» WORK TO DO
Extract every line below that contains the word "Декомпозиция".

» Collection entries
--------------------------------------------------
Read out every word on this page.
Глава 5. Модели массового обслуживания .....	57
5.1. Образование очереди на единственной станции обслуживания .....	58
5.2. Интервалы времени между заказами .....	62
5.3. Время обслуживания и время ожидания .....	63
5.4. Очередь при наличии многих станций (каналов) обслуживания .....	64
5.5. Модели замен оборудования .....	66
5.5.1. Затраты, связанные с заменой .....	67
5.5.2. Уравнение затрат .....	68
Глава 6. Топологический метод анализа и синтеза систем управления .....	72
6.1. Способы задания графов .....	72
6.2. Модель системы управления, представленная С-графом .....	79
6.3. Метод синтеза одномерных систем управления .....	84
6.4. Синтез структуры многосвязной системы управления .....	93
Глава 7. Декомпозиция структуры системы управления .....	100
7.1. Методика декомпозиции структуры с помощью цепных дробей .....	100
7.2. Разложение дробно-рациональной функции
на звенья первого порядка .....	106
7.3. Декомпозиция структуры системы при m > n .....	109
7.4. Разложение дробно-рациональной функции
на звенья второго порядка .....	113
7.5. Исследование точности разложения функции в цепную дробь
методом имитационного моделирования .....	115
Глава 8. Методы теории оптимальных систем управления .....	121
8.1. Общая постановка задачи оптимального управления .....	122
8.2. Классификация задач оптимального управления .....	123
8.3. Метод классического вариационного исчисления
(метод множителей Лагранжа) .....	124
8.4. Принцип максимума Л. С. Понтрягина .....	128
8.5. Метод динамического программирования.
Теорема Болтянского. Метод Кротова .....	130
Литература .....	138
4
--------------------------------------------------
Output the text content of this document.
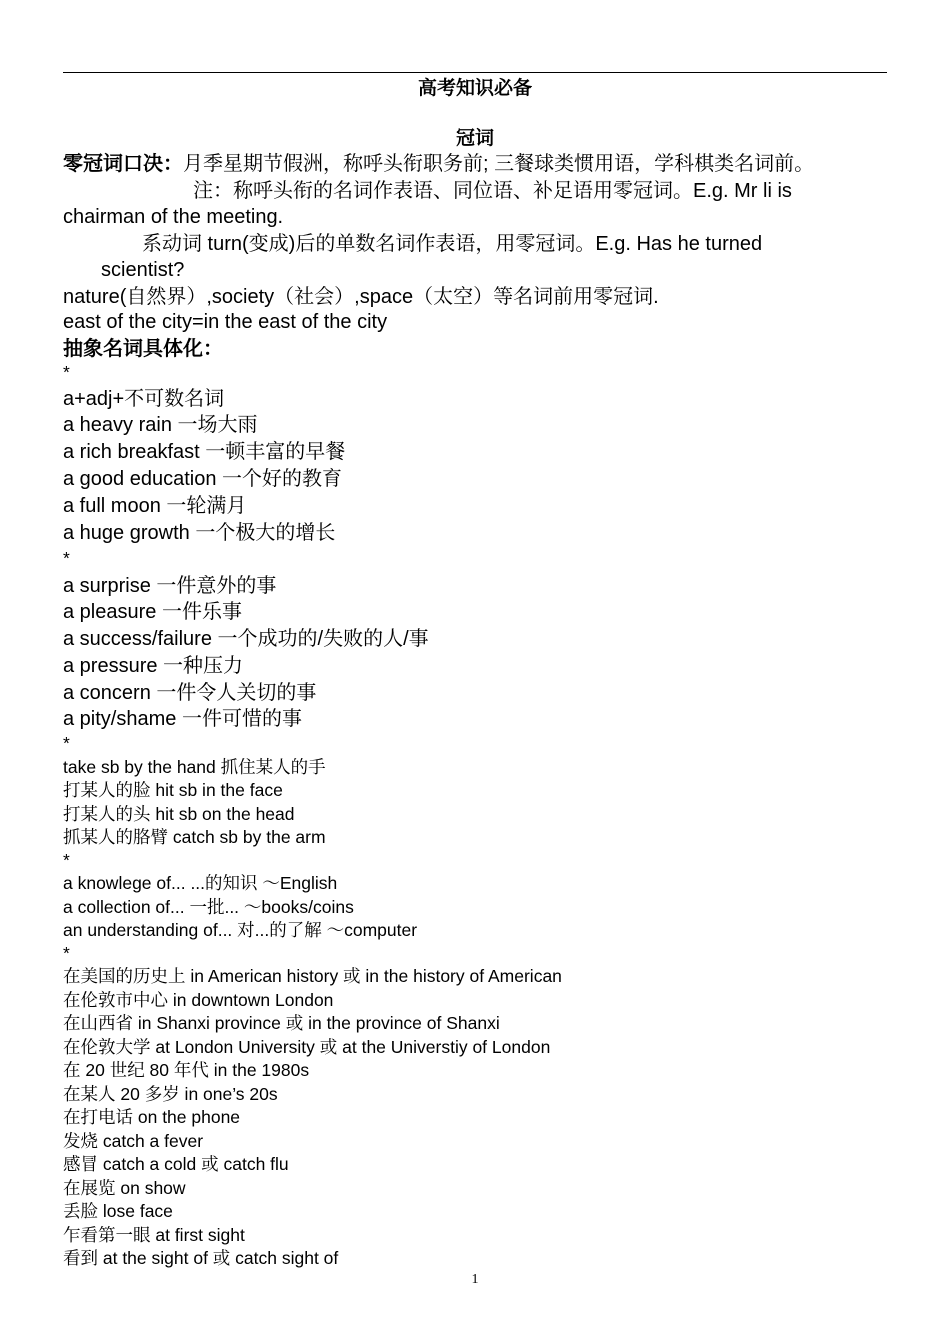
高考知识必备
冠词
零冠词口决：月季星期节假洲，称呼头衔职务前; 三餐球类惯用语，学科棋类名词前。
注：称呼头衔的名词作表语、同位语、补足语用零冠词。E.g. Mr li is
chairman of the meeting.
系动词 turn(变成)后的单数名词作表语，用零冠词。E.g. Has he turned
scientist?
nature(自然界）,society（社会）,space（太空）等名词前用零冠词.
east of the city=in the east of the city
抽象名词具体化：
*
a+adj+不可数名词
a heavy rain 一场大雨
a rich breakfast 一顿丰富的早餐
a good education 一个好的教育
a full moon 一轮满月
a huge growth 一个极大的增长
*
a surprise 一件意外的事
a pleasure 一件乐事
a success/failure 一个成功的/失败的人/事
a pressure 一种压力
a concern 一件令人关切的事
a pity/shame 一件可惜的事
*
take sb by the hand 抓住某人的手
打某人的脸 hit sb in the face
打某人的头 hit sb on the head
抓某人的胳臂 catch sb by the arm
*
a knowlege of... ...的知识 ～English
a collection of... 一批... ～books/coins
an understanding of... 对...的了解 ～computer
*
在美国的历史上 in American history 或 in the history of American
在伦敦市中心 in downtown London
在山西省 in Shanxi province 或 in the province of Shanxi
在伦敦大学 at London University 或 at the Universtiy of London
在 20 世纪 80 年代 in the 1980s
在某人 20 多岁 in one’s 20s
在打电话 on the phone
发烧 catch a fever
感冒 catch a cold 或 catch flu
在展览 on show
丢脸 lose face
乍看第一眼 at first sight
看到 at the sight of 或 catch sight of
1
--------------------------------------------------
» CORRECT ANSWER
Глава 7. Декомпозиция структуры системы управления .....	100
7.3. Декомпозиция структуры системы при m > n .....	109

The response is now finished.